• Work to do
Your task is to print all of the material verbatim.

========

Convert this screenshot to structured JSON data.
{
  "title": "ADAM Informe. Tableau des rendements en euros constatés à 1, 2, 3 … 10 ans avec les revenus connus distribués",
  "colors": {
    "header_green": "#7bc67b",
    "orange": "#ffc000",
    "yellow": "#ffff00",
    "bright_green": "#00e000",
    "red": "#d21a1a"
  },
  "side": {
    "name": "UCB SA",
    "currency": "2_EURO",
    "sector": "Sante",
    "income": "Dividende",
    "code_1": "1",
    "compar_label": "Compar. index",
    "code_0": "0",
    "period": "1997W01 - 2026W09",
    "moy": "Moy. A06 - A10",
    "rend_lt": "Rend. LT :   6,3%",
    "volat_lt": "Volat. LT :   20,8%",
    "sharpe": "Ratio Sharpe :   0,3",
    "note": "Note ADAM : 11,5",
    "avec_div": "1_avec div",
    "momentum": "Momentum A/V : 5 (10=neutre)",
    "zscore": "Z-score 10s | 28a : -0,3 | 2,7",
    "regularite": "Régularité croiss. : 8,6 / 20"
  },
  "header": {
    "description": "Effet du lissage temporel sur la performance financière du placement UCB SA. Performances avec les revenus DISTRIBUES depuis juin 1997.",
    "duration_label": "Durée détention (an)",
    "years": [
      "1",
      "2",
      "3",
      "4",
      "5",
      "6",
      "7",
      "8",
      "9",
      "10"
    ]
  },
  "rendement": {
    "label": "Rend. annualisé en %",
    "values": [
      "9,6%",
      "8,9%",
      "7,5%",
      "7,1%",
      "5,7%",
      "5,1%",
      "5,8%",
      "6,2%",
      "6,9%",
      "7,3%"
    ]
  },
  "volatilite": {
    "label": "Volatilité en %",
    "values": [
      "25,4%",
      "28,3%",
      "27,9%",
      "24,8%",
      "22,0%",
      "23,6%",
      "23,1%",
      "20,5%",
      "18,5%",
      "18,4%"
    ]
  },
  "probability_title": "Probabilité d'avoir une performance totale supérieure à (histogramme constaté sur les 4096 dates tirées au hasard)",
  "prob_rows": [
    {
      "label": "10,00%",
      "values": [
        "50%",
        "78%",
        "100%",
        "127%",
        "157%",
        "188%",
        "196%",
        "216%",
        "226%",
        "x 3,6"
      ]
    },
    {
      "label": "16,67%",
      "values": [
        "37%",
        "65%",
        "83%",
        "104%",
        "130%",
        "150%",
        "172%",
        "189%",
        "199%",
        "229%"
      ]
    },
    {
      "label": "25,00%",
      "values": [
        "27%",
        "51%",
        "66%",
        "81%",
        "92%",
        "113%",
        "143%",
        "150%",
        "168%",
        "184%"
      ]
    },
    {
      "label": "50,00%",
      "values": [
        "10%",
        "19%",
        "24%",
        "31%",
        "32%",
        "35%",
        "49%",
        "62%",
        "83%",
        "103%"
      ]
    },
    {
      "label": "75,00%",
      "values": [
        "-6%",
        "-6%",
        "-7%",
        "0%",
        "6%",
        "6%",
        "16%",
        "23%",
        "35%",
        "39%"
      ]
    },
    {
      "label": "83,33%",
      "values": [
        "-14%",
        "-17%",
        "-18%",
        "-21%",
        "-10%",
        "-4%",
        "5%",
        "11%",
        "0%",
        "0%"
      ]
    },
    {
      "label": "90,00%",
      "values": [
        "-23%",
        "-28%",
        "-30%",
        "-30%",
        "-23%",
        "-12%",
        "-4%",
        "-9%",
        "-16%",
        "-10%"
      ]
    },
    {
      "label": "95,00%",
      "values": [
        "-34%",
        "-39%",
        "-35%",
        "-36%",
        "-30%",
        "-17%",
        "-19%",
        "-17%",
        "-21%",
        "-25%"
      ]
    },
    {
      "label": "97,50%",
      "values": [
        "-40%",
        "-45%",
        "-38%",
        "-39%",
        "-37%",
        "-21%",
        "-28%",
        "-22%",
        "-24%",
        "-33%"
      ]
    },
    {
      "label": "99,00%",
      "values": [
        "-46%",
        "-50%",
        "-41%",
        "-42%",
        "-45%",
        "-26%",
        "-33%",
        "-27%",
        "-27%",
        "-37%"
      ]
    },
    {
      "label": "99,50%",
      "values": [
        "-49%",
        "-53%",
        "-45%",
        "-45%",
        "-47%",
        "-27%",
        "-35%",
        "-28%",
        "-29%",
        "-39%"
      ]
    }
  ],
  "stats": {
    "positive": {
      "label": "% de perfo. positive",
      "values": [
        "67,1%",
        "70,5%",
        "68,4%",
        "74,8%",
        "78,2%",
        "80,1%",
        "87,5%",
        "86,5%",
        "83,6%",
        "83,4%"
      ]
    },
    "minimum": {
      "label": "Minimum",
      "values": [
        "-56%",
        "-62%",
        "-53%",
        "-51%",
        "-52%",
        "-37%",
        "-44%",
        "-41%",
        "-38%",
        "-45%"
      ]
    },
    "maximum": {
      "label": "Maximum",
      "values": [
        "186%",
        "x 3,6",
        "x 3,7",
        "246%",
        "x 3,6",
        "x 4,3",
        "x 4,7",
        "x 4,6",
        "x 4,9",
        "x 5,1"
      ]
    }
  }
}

========

• Task response
Convert this screenshot to structured JSON data.
{
  "title": "ADAM Informe. Tableau des rendements en euros constatés à 1, 2, 3 … 10 ans avec les revenus connus distribués",
  "colors": {
    "header_green": "#7bc67b",
    "orange": "#ffc000",
    "yellow": "#ffff00",
    "bright_green": "#00e000",
    "red": "#d21a1a"
  },
  "side": {
    "name": "UCB SA",
    "currency": "2_EURO",
    "sector": "Sante",
    "income": "Dividende",
    "code_1": "1",
    "compar_label": "Compar. index",
    "code_0": "0",
    "period": "1997W01 - 2026W09",
    "moy": "Moy. A06 - A10",
    "rend_lt": "Rend. LT :   6,3%",
    "volat_lt": "Volat. LT :   20,8%",
    "sharpe": "Ratio Sharpe :   0,3",
    "note": "Note ADAM : 11,5",
    "avec_div": "1_avec div",
    "momentum": "Momentum A/V : 5 (10=neutre)",
    "zscore": "Z-score 10s | 28a : -0,3 | 2,7",
    "regularite": "Régularité croiss. : 8,6 / 20"
  },
  "header": {
    "description": "Effet du lissage temporel sur la performance financière du placement UCB SA. Performances avec les revenus DISTRIBUES depuis juin 1997.",
    "duration_label": "Durée détention (an)",
    "years": [
      "1",
      "2",
      "3",
      "4",
      "5",
      "6",
      "7",
      "8",
      "9",
      "10"
    ]
  },
  "rendement": {
    "label": "Rend. annualisé en %",
    "values": [
      "9,6%",
      "8,9%",
      "7,5%",
      "7,1%",
      "5,7%",
      "5,1%",
      "5,8%",
      "6,2%",
      "6,9%",
      "7,3%"
    ]
  },
  "volatilite": {
    "label": "Volatilité en %",
    "values": [
      "25,4%",
      "28,3%",
      "27,9%",
      "24,8%",
      "22,0%",
      "23,6%",
      "23,1%",
      "20,5%",
      "18,5%",
      "18,4%"
    ]
  },
  "probability_title": "Probabilité d'avoir une performance totale supérieure à (histogramme constaté sur les 4096 dates tirées au hasard)",
  "prob_rows": [
    {
      "label": "10,00%",
      "values": [
        "50%",
        "78%",
        "100%",
        "127%",
        "157%",
        "188%",
        "196%",
        "216%",
        "226%",
        "x 3,6"
      ]
    },
    {
      "label": "16,67%",
      "values": [
        "37%",
        "65%",
        "83%",
        "104%",
        "130%",
        "150%",
        "172%",
        "189%",
        "199%",
        "229%"
      ]
    },
    {
      "label": "25,00%",
      "values": [
        "27%",
        "51%",
        "66%",
        "81%",
        "92%",
        "113%",
        "143%",
        "150%",
        "168%",
        "184%"
      ]
    },
    {
      "label": "50,00%",
      "values": [
        "10%",
        "19%",
        "24%",
        "31%",
        "32%",
        "35%",
        "49%",
        "62%",
        "83%",
        "103%"
      ]
    },
    {
      "label": "75,00%",
      "values": [
        "-6%",
        "-6%",
        "-7%",
        "0%",
        "6%",
        "6%",
        "16%",
        "23%",
        "35%",
        "39%"
      ]
    },
    {
      "label": "83,33%",
      "values": [
        "-14%",
        "-17%",
        "-18%",
        "-21%",
        "-10%",
        "-4%",
        "5%",
        "11%",
        "0%",
        "0%"
      ]
    },
    {
      "label": "90,00%",
      "values": [
        "-23%",
        "-28%",
        "-30%",
        "-30%",
        "-23%",
        "-12%",
        "-4%",
        "-9%",
        "-16%",
        "-10%"
      ]
    },
    {
      "label": "95,00%",
      "values": [
        "-34%",
        "-39%",
        "-35%",
        "-36%",
        "-30%",
        "-17%",
        "-19%",
        "-17%",
        "-21%",
        "-25%"
      ]
    },
    {
      "label": "97,50%",
      "values": [
        "-40%",
        "-45%",
        "-38%",
        "-39%",
        "-37%",
        "-21%",
        "-28%",
        "-22%",
        "-24%",
        "-33%"
      ]
    },
    {
      "label": "99,00%",
      "values": [
        "-46%",
        "-50%",
        "-41%",
        "-42%",
        "-45%",
        "-26%",
        "-33%",
        "-27%",
        "-27%",
        "-37%"
      ]
    },
    {
      "label": "99,50%",
      "values": [
        "-49%",
        "-53%",
        "-45%",
        "-45%",
        "-47%",
        "-27%",
        "-35%",
        "-28%",
        "-29%",
        "-39%"
      ]
    }
  ],
  "stats": {
    "positive": {
      "label": "% de perfo. positive",
      "values": [
        "67,1%",
        "70,5%",
        "68,4%",
        "74,8%",
        "78,2%",
        "80,1%",
        "87,5%",
        "86,5%",
        "83,6%",
        "83,4%"
      ]
    },
    "minimum": {
      "label": "Minimum",
      "values": [
        "-56%",
        "-62%",
        "-53%",
        "-51%",
        "-52%",
        "-37%",
        "-44%",
        "-41%",
        "-38%",
        "-45%"
      ]
    },
    "maximum": {
      "label": "Maximum",
      "values": [
        "186%",
        "x 3,6",
        "x 3,7",
        "246%",
        "x 3,6",
        "x 4,3",
        "x 4,7",
        "x 4,6",
        "x 4,9",
        "x 5,1"
      ]
    }
  }
}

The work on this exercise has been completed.